Your instructions: Locate and copy all lines bearing the word "Ontanera".

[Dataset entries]
— start —
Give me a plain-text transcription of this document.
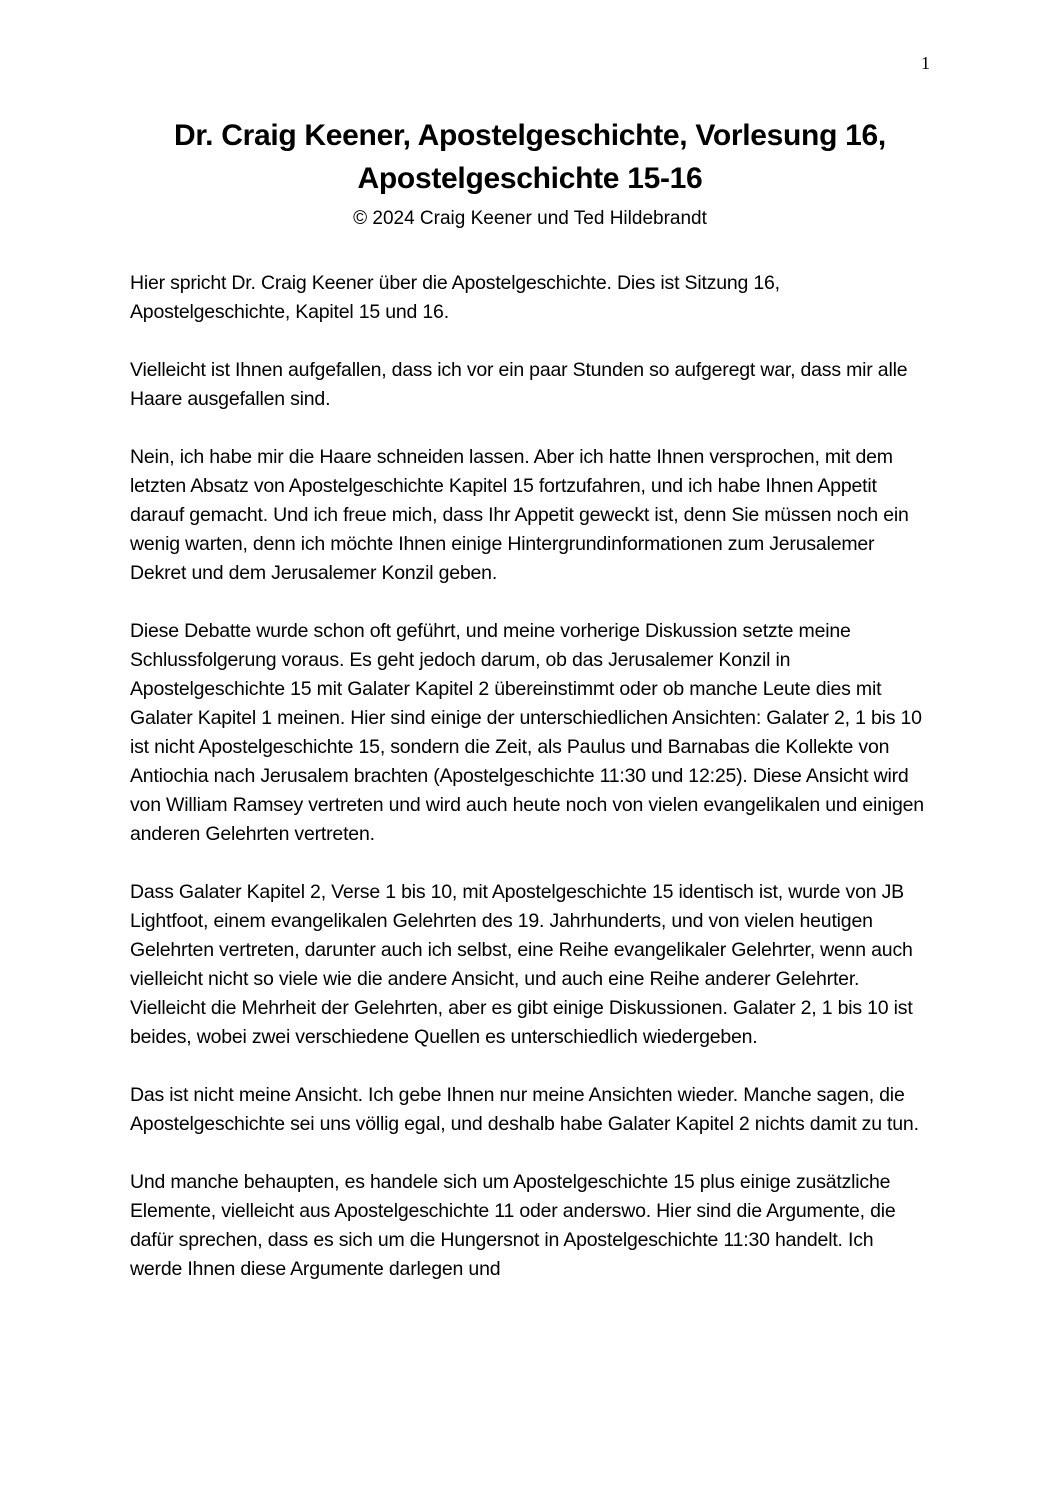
1
Dr. Craig Keener, Apostelgeschichte, Vorlesung 16,
Apostelgeschichte 15-16
© 2024 Craig Keener und Ted Hildebrandt

Hier spricht Dr. Craig Keener über die Apostelgeschichte. Dies ist Sitzung 16, Apostelgeschichte, Kapitel 15 und 16.

Vielleicht ist Ihnen aufgefallen, dass ich vor ein paar Stunden so aufgeregt war, dass mir alle Haare ausgefallen sind.

Nein, ich habe mir die Haare schneiden lassen. Aber ich hatte Ihnen versprochen, mit dem letzten Absatz von Apostelgeschichte Kapitel 15 fortzufahren, und ich habe Ihnen Appetit darauf gemacht. Und ich freue mich, dass Ihr Appetit geweckt ist, denn Sie müssen noch ein wenig warten, denn ich möchte Ihnen einige Hintergrundinformationen zum Jerusalemer Dekret und dem Jerusalemer Konzil geben.

Diese Debatte wurde schon oft geführt, und meine vorherige Diskussion setzte meine Schlussfolgerung voraus. Es geht jedoch darum, ob das Jerusalemer Konzil in Apostelgeschichte 15 mit Galater Kapitel 2 übereinstimmt oder ob manche Leute dies mit Galater Kapitel 1 meinen. Hier sind einige der unterschiedlichen Ansichten: Galater 2, 1 bis 10 ist nicht Apostelgeschichte 15, sondern die Zeit, als Paulus und Barnabas die Kollekte von Antiochia nach Jerusalem brachten (Apostelgeschichte 11:30 und 12:25). Diese Ansicht wird von William Ramsey vertreten und wird auch heute noch von vielen evangelikalen und einigen anderen Gelehrten vertreten.

Dass Galater Kapitel 2, Verse 1 bis 10, mit Apostelgeschichte 15 identisch ist, wurde von JB Lightfoot, einem evangelikalen Gelehrten des 19. Jahrhunderts, und von vielen heutigen Gelehrten vertreten, darunter auch ich selbst, eine Reihe evangelikaler Gelehrter, wenn auch vielleicht nicht so viele wie die andere Ansicht, und auch eine Reihe anderer Gelehrter. Vielleicht die Mehrheit der Gelehrten, aber es gibt einige Diskussionen. Galater 2, 1 bis 10 ist beides, wobei zwei verschiedene Quellen es unterschiedlich wiedergeben.

Das ist nicht meine Ansicht. Ich gebe Ihnen nur meine Ansichten wieder. Manche sagen, die Apostelgeschichte sei uns völlig egal, und deshalb habe Galater Kapitel 2 nichts damit zu tun.

Und manche behaupten, es handele sich um Apostelgeschichte 15 plus einige zusätzliche Elemente, vielleicht aus Apostelgeschichte 11 oder anderswo. Hier sind die Argumente, die dafür sprechen, dass es sich um die Hungersnot in Apostelgeschichte 11:30 handelt. Ich werde Ihnen diese Argumente darlegen und
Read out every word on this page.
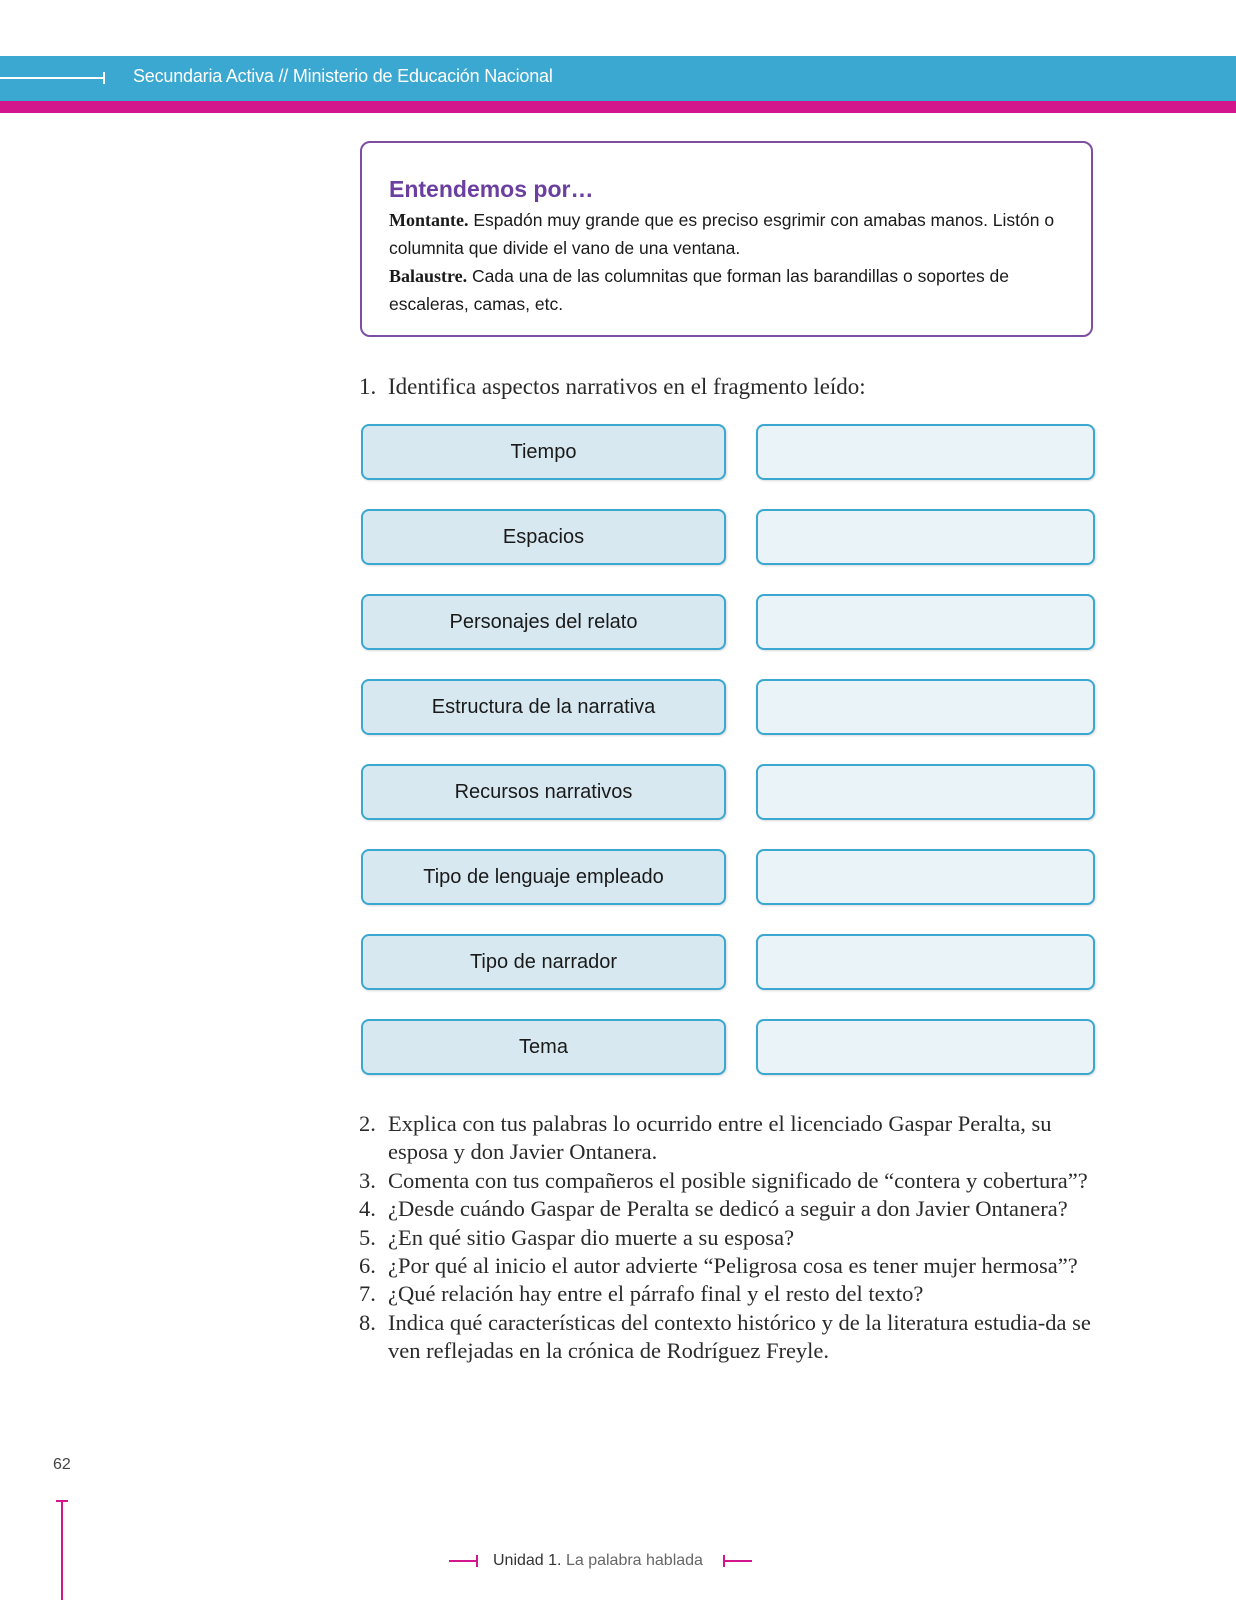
Secundaria Activa // Ministerio de Educación Nacional
Entendemos por…
Montante. Espadón muy grande que es preciso esgrimir con amabas manos. Listón o columnita que divide el vano de una ventana.
Balaustre. Cada una de las columnitas que forman las barandillas o soportes de escaleras, camas, etc.
1. Identifica aspectos narrativos en el fragmento leído:
Tiempo
Espacios
Personajes del relato
Estructura de la narrativa
Recursos narrativos
Tipo de lenguaje empleado
Tipo de narrador
Tema
2. Explica con tus palabras lo ocurrido entre el licenciado Gaspar Peralta, su esposa y don Javier Ontanera.
3. Comenta con tus compañeros el posible significado de “contera y cobertura”?
4. ¿Desde cuándo Gaspar de Peralta se dedicó a seguir a don Javier Ontanera?
5. ¿En qué sitio Gaspar dio muerte a su esposa?
6. ¿Por qué al inicio el autor advierte “Peligrosa cosa es tener mujer hermosa”?
7. ¿Qué relación hay entre el párrafo final y el resto del texto?
8. Indica qué características del contexto histórico y de la literatura estudia-da se ven reflejadas en la crónica de Rodríguez Freyle.
62
Unidad 1. La palabra hablada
— end —
Finished answer:
2. Explica con tus palabras lo ocurrido entre el licenciado Gaspar Peralta, su esposa y don Javier Ontanera.
4. ¿Desde cuándo Gaspar de Peralta se dedicó a seguir a don Javier Ontanera?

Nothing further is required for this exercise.